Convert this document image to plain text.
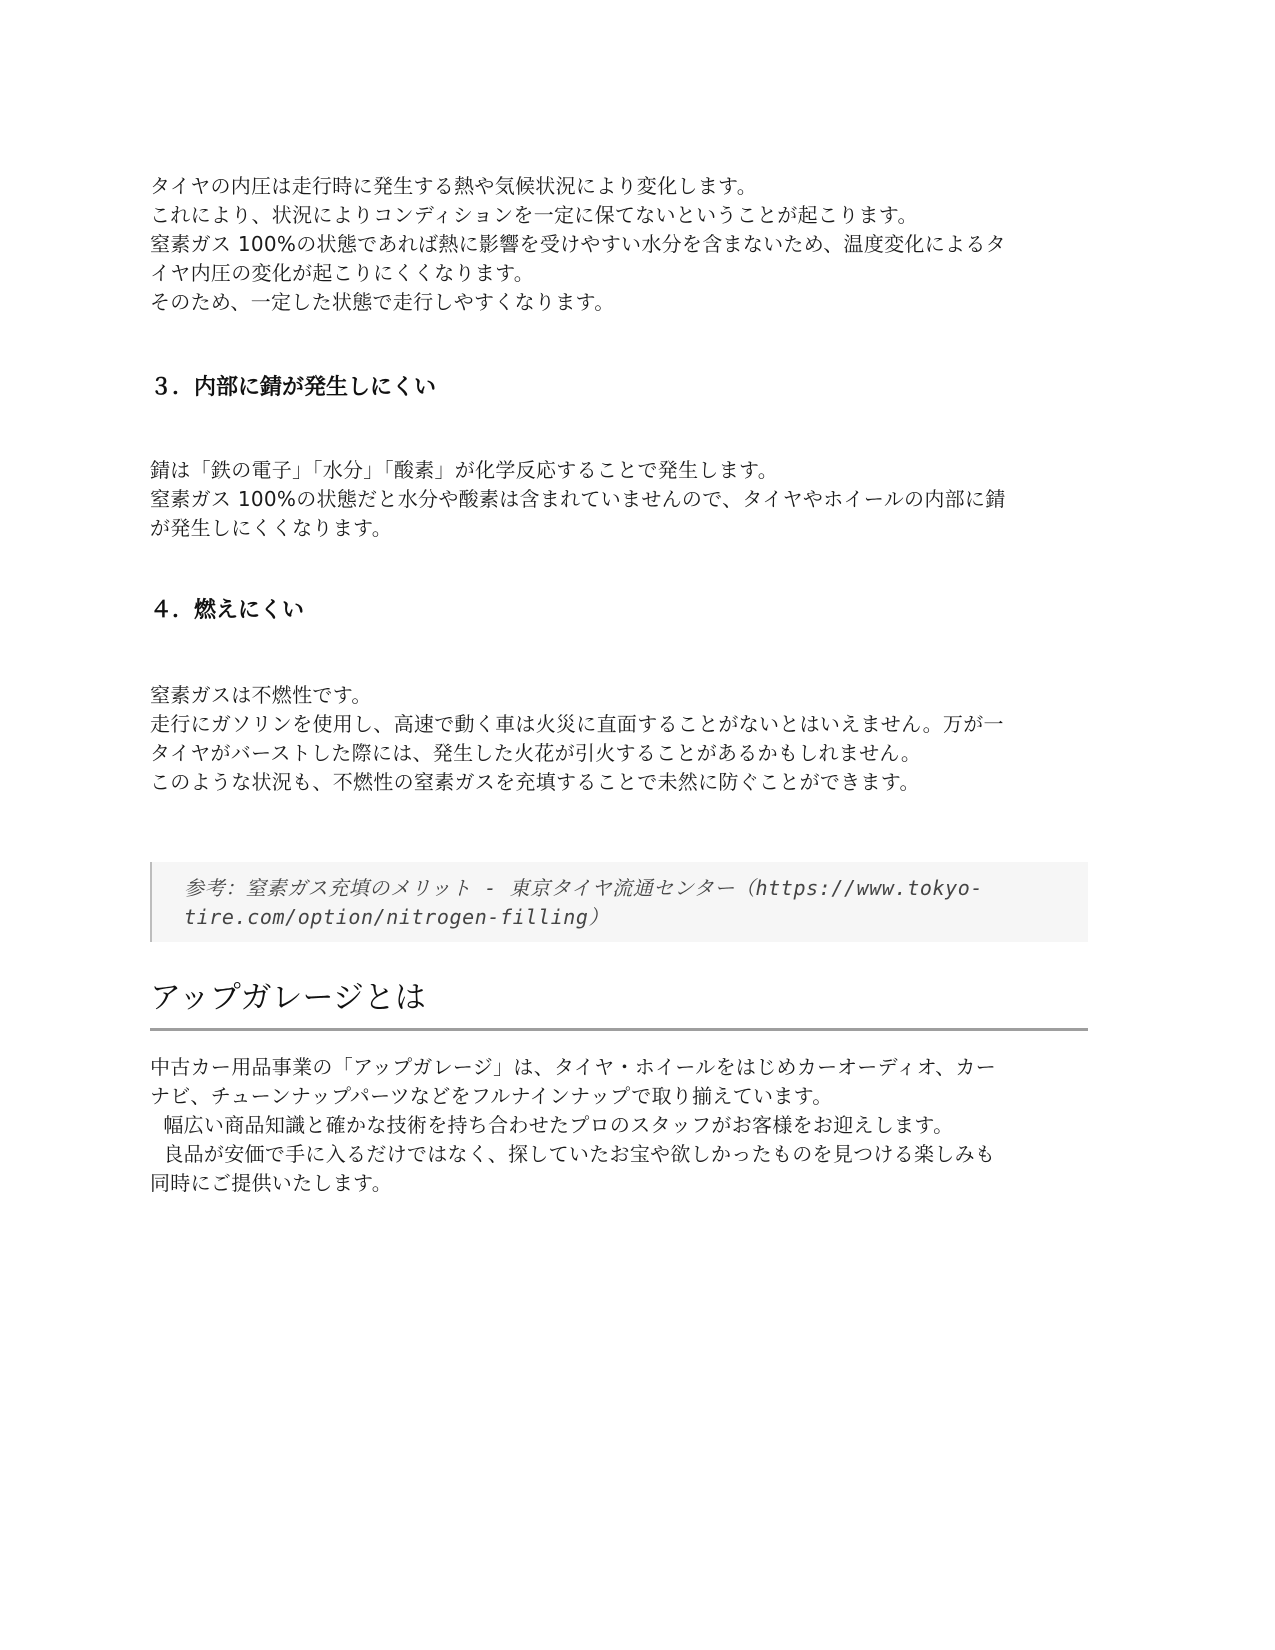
タイヤの内圧は走行時に発生する熱や気候状況により変化します。

これにより、状況によりコンディションを一定に保てないということが起こります。

窒素ガス 100%の状態であれば熱に影響を受けやすい水分を含まないため、温度変化によるタ

イヤ内圧の変化が起こりにくくなります。

そのため、一定した状態で走行しやすくなります。

３．内部に錆が発生しにくい

錆は「鉄の電子」「水分」「酸素」が化学反応することで発生します。

窒素ガス 100%の状態だと水分や酸素は含まれていませんので、タイヤやホイールの内部に錆

が発生しにくくなります。

４．燃えにくい

窒素ガスは不燃性です。

走行にガソリンを使用し、高速で動く車は火災に直面することがないとはいえません。万が一

タイヤがバーストした際には、発生した火花が引火することがあるかもしれません。

このような状況も、不燃性の窒素ガスを充填することで未然に防ぐことができます。

参考：窒素ガス充填のメリット - 東京タイヤ流通センター（https://www.tokyo-
tire.com/option/nitrogen-filling）
アップガレージとは

中古カー用品事業の「アップガレージ」は、タイヤ・ホイールをはじめカーオーディオ、カー

ナビ、チューンナップパーツなどをフルナインナップで取り揃えています。

幅広い商品知識と確かな技術を持ち合わせたプロのスタッフがお客様をお迎えします。

良品が安価で手に入るだけではなく、探していたお宝や欲しかったものを見つける楽しみも

同時にご提供いたします。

=-=-=

• **TASK OBJECTIVE**
Without including any pictures, please restate all the records exactly.

• **ANSWER FOR THE TASK**
Convert this document image to plain text.
タイヤの内圧は走行時に発生する熱や気候状況により変化します。

これにより、状況によりコンディションを一定に保てないということが起こります。

窒素ガス 100%の状態であれば熱に影響を受けやすい水分を含まないため、温度変化によるタ

イヤ内圧の変化が起こりにくくなります。

そのため、一定した状態で走行しやすくなります。

３．内部に錆が発生しにくい

錆は「鉄の電子」「水分」「酸素」が化学反応することで発生します。

窒素ガス 100%の状態だと水分や酸素は含まれていませんので、タイヤやホイールの内部に錆

が発生しにくくなります。

４．燃えにくい

窒素ガスは不燃性です。

走行にガソリンを使用し、高速で動く車は火災に直面することがないとはいえません。万が一

タイヤがバーストした際には、発生した火花が引火することがあるかもしれません。

このような状況も、不燃性の窒素ガスを充填することで未然に防ぐことができます。

参考：窒素ガス充填のメリット - 東京タイヤ流通センター（https://www.tokyo-
tire.com/option/nitrogen-filling）
アップガレージとは

中古カー用品事業の「アップガレージ」は、タイヤ・ホイールをはじめカーオーディオ、カー

ナビ、チューンナップパーツなどをフルナインナップで取り揃えています。

幅広い商品知識と確かな技術を持ち合わせたプロのスタッフがお客様をお迎えします。

良品が安価で手に入るだけではなく、探していたお宝や欲しかったものを見つける楽しみも

同時にご提供いたします。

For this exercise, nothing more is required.